RECORDS FOR THE TASK:
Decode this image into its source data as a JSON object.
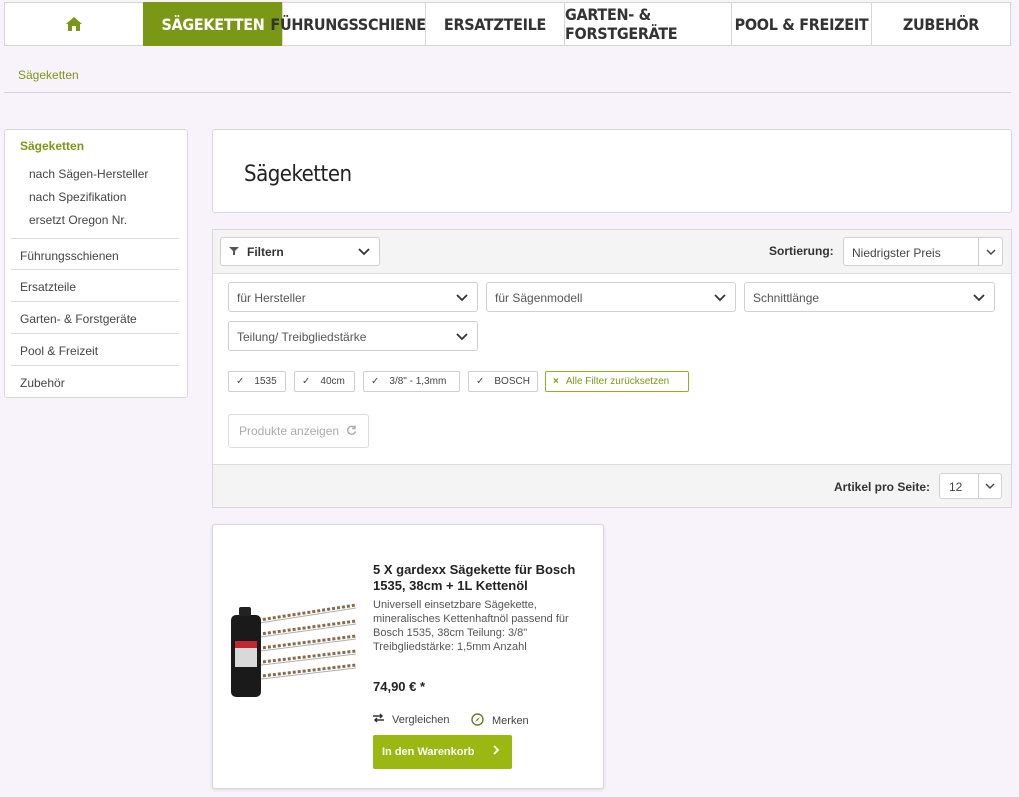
{
  "nav": {
    "home_icon": "home-icon",
    "items": [
      {
        "label": "SÄGEKETTEN",
        "active": true
      },
      {
        "label": "FÜHRUNGSSCHIENEN"
      },
      {
        "label": "ERSATZTEILE"
      },
      {
        "label": "GARTEN- & FORSTGERÄTE"
      },
      {
        "label": "POOL & FREIZEIT"
      },
      {
        "label": "ZUBEHÖR"
      }
    ]
  },
  "breadcrumb": "Sägeketten",
  "sidebar": {
    "active_category": "Sägeketten",
    "subitems": [
      "nach Sägen-Hersteller",
      "nach Spezifikation",
      "ersetzt Oregon Nr."
    ],
    "items": [
      "Führungsschienen",
      "Ersatzteile",
      "Garten- & Forstgeräte",
      "Pool & Freizeit",
      "Zubehör"
    ]
  },
  "page_title": "Sägeketten",
  "filter": {
    "button_label": "Filtern",
    "sort_label": "Sortierung:",
    "sort_value": "Niedrigster Preis",
    "dropdowns": [
      "für Hersteller",
      "für Sägenmodell",
      "Schnittlänge",
      "Teilung/ Treibgliedstärke"
    ],
    "active_tags": [
      "1535",
      "40cm",
      "3/8\" - 1,3mm",
      "BOSCH"
    ],
    "reset_label": "Alle Filter zurücksetzen",
    "show_button": "Produkte anzeigen",
    "per_page_label": "Artikel pro Seite:",
    "per_page_value": "12"
  },
  "product": {
    "title": "5 X gardexx Sägekette für Bosch 1535, 38cm + 1L Kettenöl",
    "description": "Universell einsetzbare Sägekette, mineralisches Kettenhaftnöl passend für Bosch 1535, 38cm Teilung: 3/8\" Treibgliedstärke: 1,5mm Anzahl",
    "price": "74,90 € *",
    "compare_label": "Vergleichen",
    "wishlist_label": "Merken",
    "cart_label": "In den Warenkorb"
  },
  "colors": {
    "accent": "#7b9716",
    "cart_button": "#9ab811",
    "background": "#f8f3fb"
  }
}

PROBLEM DESCRIPTION:
Omit the pictures and reproduce the listing exactly.

COMPLETED EXERCISE:
Decode this image into its source data as a JSON object.
{
  "nav": {
    "home_icon": "home-icon",
    "items": [
      {
        "label": "SÄGEKETTEN",
        "active": true
      },
      {
        "label": "FÜHRUNGSSCHIENEN"
      },
      {
        "label": "ERSATZTEILE"
      },
      {
        "label": "GARTEN- & FORSTGERÄTE"
      },
      {
        "label": "POOL & FREIZEIT"
      },
      {
        "label": "ZUBEHÖR"
      }
    ]
  },
  "breadcrumb": "Sägeketten",
  "sidebar": {
    "active_category": "Sägeketten",
    "subitems": [
      "nach Sägen-Hersteller",
      "nach Spezifikation",
      "ersetzt Oregon Nr."
    ],
    "items": [
      "Führungsschienen",
      "Ersatzteile",
      "Garten- & Forstgeräte",
      "Pool & Freizeit",
      "Zubehör"
    ]
  },
  "page_title": "Sägeketten",
  "filter": {
    "button_label": "Filtern",
    "sort_label": "Sortierung:",
    "sort_value": "Niedrigster Preis",
    "dropdowns": [
      "für Hersteller",
      "für Sägenmodell",
      "Schnittlänge",
      "Teilung/ Treibgliedstärke"
    ],
    "active_tags": [
      "1535",
      "40cm",
      "3/8\" - 1,3mm",
      "BOSCH"
    ],
    "reset_label": "Alle Filter zurücksetzen",
    "show_button": "Produkte anzeigen",
    "per_page_label": "Artikel pro Seite:",
    "per_page_value": "12"
  },
  "product": {
    "title": "5 X gardexx Sägekette für Bosch 1535, 38cm + 1L Kettenöl",
    "description": "Universell einsetzbare Sägekette, mineralisches Kettenhaftnöl passend für Bosch 1535, 38cm Teilung: 3/8\" Treibgliedstärke: 1,5mm Anzahl",
    "price": "74,90 € *",
    "compare_label": "Vergleichen",
    "wishlist_label": "Merken",
    "cart_label": "In den Warenkorb"
  },
  "colors": {
    "accent": "#7b9716",
    "cart_button": "#9ab811",
    "background": "#f8f3fb"
  }
}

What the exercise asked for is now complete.